EXERCISE DETAILS: Return the full listing exactly as it is written.

Part of a data file
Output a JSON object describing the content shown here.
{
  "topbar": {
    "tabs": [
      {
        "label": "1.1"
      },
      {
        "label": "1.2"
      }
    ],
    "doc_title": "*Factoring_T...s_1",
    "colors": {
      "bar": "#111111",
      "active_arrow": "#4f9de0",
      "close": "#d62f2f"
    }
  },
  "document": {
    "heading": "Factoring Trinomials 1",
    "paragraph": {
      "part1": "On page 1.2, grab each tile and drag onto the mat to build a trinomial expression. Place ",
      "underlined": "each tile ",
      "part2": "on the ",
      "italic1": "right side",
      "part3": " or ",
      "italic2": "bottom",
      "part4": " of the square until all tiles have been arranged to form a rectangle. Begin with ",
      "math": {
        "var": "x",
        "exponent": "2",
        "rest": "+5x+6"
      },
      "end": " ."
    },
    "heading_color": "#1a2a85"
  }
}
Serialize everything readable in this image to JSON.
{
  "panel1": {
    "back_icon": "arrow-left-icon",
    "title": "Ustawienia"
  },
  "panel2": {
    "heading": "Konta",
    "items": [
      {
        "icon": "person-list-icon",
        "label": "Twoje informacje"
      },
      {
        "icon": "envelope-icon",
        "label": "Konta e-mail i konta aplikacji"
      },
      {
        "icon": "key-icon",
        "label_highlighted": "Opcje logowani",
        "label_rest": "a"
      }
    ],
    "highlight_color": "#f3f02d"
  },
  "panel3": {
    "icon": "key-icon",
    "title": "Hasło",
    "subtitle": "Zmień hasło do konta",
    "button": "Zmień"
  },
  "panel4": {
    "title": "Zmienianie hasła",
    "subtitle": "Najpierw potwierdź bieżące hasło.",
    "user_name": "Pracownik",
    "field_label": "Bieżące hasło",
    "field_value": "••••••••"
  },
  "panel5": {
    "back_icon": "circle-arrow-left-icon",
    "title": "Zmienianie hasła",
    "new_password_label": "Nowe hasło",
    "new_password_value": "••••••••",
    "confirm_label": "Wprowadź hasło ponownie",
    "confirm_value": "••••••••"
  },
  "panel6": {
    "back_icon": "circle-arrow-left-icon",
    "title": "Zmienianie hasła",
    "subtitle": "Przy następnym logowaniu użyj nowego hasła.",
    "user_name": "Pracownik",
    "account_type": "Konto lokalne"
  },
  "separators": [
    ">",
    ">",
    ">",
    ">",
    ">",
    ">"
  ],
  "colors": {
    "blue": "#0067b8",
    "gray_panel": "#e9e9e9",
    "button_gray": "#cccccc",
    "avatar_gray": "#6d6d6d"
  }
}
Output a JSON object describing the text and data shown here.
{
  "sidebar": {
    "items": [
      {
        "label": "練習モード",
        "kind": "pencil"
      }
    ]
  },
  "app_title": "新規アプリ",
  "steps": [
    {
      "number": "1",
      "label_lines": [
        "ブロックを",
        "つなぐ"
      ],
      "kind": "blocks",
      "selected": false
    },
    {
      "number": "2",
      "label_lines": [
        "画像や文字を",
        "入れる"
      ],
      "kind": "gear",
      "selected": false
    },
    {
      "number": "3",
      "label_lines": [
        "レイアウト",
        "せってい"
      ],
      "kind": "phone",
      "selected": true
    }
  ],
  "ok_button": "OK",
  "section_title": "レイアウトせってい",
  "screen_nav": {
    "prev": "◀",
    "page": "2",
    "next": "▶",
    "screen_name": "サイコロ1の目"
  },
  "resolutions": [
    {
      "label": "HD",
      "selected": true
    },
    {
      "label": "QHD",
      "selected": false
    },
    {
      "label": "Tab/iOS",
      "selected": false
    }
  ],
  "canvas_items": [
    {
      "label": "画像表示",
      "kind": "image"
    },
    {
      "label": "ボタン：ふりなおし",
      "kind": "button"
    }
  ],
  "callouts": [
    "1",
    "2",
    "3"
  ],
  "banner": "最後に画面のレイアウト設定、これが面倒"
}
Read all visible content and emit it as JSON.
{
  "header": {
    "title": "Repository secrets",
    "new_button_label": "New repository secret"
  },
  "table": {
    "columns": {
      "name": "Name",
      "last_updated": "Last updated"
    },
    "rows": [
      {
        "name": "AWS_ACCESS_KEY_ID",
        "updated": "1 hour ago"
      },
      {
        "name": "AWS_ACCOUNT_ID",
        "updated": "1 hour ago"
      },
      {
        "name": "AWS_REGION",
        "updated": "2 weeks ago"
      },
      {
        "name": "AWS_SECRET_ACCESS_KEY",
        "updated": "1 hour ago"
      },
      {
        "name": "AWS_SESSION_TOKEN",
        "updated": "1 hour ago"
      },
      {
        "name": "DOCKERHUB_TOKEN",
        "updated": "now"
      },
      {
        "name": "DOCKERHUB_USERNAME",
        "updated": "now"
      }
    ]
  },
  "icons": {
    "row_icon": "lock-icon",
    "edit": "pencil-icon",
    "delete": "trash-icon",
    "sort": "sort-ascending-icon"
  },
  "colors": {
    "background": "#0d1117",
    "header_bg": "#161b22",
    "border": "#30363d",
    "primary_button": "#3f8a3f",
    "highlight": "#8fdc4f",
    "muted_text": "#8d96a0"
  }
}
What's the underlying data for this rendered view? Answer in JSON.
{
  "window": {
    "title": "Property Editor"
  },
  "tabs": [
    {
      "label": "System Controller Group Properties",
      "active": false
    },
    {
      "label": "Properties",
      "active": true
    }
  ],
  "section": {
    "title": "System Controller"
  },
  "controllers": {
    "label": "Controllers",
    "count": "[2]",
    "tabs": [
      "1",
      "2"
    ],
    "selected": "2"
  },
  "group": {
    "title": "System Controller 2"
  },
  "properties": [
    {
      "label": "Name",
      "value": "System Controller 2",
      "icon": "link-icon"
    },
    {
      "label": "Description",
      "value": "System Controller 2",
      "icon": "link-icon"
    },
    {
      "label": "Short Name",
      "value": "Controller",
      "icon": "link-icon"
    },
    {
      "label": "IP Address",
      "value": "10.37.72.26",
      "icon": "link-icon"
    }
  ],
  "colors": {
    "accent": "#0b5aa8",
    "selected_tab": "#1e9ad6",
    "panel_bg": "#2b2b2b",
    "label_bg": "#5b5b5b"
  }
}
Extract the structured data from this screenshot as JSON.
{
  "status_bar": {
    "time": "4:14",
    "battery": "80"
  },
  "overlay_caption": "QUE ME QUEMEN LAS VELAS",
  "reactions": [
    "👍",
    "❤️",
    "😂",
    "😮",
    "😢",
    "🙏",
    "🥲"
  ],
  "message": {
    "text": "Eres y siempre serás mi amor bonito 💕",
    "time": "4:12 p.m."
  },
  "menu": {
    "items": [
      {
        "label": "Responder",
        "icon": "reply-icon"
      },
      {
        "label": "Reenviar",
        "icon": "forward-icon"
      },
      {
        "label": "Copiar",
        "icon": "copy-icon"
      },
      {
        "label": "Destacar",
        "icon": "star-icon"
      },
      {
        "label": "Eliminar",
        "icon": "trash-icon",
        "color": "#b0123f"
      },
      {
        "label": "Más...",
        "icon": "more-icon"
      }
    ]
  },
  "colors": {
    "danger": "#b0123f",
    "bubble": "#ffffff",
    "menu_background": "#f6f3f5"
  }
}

OUTPUT BELOW:
Output a JSON object describing the content shown here.
{
  "topbar": {
    "tabs": [
      {
        "label": "1.1"
      },
      {
        "label": "1.2"
      }
    ],
    "doc_title": "*Factoring_T...s_1",
    "colors": {
      "bar": "#111111",
      "active_arrow": "#4f9de0",
      "close": "#d62f2f"
    }
  },
  "document": {
    "heading": "Factoring Trinomials 1",
    "paragraph": {
      "part1": "On page 1.2, grab each tile and drag onto the mat to build a trinomial expression. Place ",
      "underlined": "each tile ",
      "part2": "on the ",
      "italic1": "right side",
      "part3": " or ",
      "italic2": "bottom",
      "part4": " of the square until all tiles have been arranged to form a rectangle. Begin with ",
      "math": {
        "var": "x",
        "exponent": "2",
        "rest": "+5x+6"
      },
      "end": " ."
    },
    "heading_color": "#1a2a85"
  }
}
Serialize everything readable in this image to JSON.
{
  "panel1": {
    "back_icon": "arrow-left-icon",
    "title": "Ustawienia"
  },
  "panel2": {
    "heading": "Konta",
    "items": [
      {
        "icon": "person-list-icon",
        "label": "Twoje informacje"
      },
      {
        "icon": "envelope-icon",
        "label": "Konta e-mail i konta aplikacji"
      },
      {
        "icon": "key-icon",
        "label_highlighted": "Opcje logowani",
        "label_rest": "a"
      }
    ],
    "highlight_color": "#f3f02d"
  },
  "panel3": {
    "icon": "key-icon",
    "title": "Hasło",
    "subtitle": "Zmień hasło do konta",
    "button": "Zmień"
  },
  "panel4": {
    "title": "Zmienianie hasła",
    "subtitle": "Najpierw potwierdź bieżące hasło.",
    "user_name": "Pracownik",
    "field_label": "Bieżące hasło",
    "field_value": "••••••••"
  },
  "panel5": {
    "back_icon": "circle-arrow-left-icon",
    "title": "Zmienianie hasła",
    "new_password_label": "Nowe hasło",
    "new_password_value": "••••••••",
    "confirm_label": "Wprowadź hasło ponownie",
    "confirm_value": "••••••••"
  },
  "panel6": {
    "back_icon": "circle-arrow-left-icon",
    "title": "Zmienianie hasła",
    "subtitle": "Przy następnym logowaniu użyj nowego hasła.",
    "user_name": "Pracownik",
    "account_type": "Konto lokalne"
  },
  "separators": [
    ">",
    ">",
    ">",
    ">",
    ">",
    ">"
  ],
  "colors": {
    "blue": "#0067b8",
    "gray_panel": "#e9e9e9",
    "button_gray": "#cccccc",
    "avatar_gray": "#6d6d6d"
  }
}
Output a JSON object describing the text and data shown here.
{
  "sidebar": {
    "items": [
      {
        "label": "練習モード",
        "kind": "pencil"
      }
    ]
  },
  "app_title": "新規アプリ",
  "steps": [
    {
      "number": "1",
      "label_lines": [
        "ブロックを",
        "つなぐ"
      ],
      "kind": "blocks",
      "selected": false
    },
    {
      "number": "2",
      "label_lines": [
        "画像や文字を",
        "入れる"
      ],
      "kind": "gear",
      "selected": false
    },
    {
      "number": "3",
      "label_lines": [
        "レイアウト",
        "せってい"
      ],
      "kind": "phone",
      "selected": true
    }
  ],
  "ok_button": "OK",
  "section_title": "レイアウトせってい",
  "screen_nav": {
    "prev": "◀",
    "page": "2",
    "next": "▶",
    "screen_name": "サイコロ1の目"
  },
  "resolutions": [
    {
      "label": "HD",
      "selected": true
    },
    {
      "label": "QHD",
      "selected": false
    },
    {
      "label": "Tab/iOS",
      "selected": false
    }
  ],
  "canvas_items": [
    {
      "label": "画像表示",
      "kind": "image"
    },
    {
      "label": "ボタン：ふりなおし",
      "kind": "button"
    }
  ],
  "callouts": [
    "1",
    "2",
    "3"
  ],
  "banner": "最後に画面のレイアウト設定、これが面倒"
}
Read all visible content and emit it as JSON.
{
  "header": {
    "title": "Repository secrets",
    "new_button_label": "New repository secret"
  },
  "table": {
    "columns": {
      "name": "Name",
      "last_updated": "Last updated"
    },
    "rows": [
      {
        "name": "AWS_ACCESS_KEY_ID",
        "updated": "1 hour ago"
      },
      {
        "name": "AWS_ACCOUNT_ID",
        "updated": "1 hour ago"
      },
      {
        "name": "AWS_REGION",
        "updated": "2 weeks ago"
      },
      {
        "name": "AWS_SECRET_ACCESS_KEY",
        "updated": "1 hour ago"
      },
      {
        "name": "AWS_SESSION_TOKEN",
        "updated": "1 hour ago"
      },
      {
        "name": "DOCKERHUB_TOKEN",
        "updated": "now"
      },
      {
        "name": "DOCKERHUB_USERNAME",
        "updated": "now"
      }
    ]
  },
  "icons": {
    "row_icon": "lock-icon",
    "edit": "pencil-icon",
    "delete": "trash-icon",
    "sort": "sort-ascending-icon"
  },
  "colors": {
    "background": "#0d1117",
    "header_bg": "#161b22",
    "border": "#30363d",
    "primary_button": "#3f8a3f",
    "highlight": "#8fdc4f",
    "muted_text": "#8d96a0"
  }
}
What's the underlying data for this rendered view? Answer in JSON.
{
  "window": {
    "title": "Property Editor"
  },
  "tabs": [
    {
      "label": "System Controller Group Properties",
      "active": false
    },
    {
      "label": "Properties",
      "active": true
    }
  ],
  "section": {
    "title": "System Controller"
  },
  "controllers": {
    "label": "Controllers",
    "count": "[2]",
    "tabs": [
      "1",
      "2"
    ],
    "selected": "2"
  },
  "group": {
    "title": "System Controller 2"
  },
  "properties": [
    {
      "label": "Name",
      "value": "System Controller 2",
      "icon": "link-icon"
    },
    {
      "label": "Description",
      "value": "System Controller 2",
      "icon": "link-icon"
    },
    {
      "label": "Short Name",
      "value": "Controller",
      "icon": "link-icon"
    },
    {
      "label": "IP Address",
      "value": "10.37.72.26",
      "icon": "link-icon"
    }
  ],
  "colors": {
    "accent": "#0b5aa8",
    "selected_tab": "#1e9ad6",
    "panel_bg": "#2b2b2b",
    "label_bg": "#5b5b5b"
  }
}
Extract the structured data from this screenshot as JSON.
{
  "status_bar": {
    "time": "4:14",
    "battery": "80"
  },
  "overlay_caption": "QUE ME QUEMEN LAS VELAS",
  "reactions": [
    "👍",
    "❤️",
    "😂",
    "😮",
    "😢",
    "🙏",
    "🥲"
  ],
  "message": {
    "text": "Eres y siempre serás mi amor bonito 💕",
    "time": "4:12 p.m."
  },
  "menu": {
    "items": [
      {
        "label": "Responder",
        "icon": "reply-icon"
      },
      {
        "label": "Reenviar",
        "icon": "forward-icon"
      },
      {
        "label": "Copiar",
        "icon": "copy-icon"
      },
      {
        "label": "Destacar",
        "icon": "star-icon"
      },
      {
        "label": "Eliminar",
        "icon": "trash-icon",
        "color": "#b0123f"
      },
      {
        "label": "Más...",
        "icon": "more-icon"
      }
    ]
  },
  "colors": {
    "danger": "#b0123f",
    "bubble": "#ffffff",
    "menu_background": "#f6f3f5"
  }
}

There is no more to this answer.